- WORK TO BE COMPLETED: Return the lines below that carry the word "placement".

- RECORDS SUPPLIED:
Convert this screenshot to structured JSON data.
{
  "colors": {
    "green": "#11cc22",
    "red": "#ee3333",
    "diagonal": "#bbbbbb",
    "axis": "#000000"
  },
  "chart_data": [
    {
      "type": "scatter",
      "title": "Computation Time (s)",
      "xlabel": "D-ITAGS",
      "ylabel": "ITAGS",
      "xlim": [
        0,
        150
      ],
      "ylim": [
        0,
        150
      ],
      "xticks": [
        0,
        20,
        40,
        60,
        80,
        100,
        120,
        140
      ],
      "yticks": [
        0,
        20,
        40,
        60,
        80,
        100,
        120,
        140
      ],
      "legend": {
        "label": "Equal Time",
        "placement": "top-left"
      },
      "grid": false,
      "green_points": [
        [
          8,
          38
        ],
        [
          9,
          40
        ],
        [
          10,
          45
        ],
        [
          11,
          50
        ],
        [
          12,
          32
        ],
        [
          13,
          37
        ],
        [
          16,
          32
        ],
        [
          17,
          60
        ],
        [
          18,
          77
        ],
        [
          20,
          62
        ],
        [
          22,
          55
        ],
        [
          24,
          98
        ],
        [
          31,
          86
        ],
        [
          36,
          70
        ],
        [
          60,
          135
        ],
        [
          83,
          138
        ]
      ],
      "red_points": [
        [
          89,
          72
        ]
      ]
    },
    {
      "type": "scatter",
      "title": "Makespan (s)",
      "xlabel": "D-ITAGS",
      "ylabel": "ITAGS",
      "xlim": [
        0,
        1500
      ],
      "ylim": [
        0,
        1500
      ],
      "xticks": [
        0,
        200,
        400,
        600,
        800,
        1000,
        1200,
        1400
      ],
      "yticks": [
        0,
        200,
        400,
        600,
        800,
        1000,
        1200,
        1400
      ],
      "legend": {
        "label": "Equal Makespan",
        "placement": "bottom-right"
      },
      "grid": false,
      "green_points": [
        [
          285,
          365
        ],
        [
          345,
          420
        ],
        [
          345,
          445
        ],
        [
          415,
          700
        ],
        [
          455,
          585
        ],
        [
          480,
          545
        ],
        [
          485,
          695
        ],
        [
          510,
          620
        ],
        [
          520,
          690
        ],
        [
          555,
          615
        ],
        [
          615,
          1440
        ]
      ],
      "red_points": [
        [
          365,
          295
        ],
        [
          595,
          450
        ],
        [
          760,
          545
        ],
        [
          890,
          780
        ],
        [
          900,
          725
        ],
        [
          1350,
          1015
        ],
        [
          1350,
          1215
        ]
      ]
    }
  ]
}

- IN RESPONSE:
        "placement": "top-left"
        "placement": "bottom-right"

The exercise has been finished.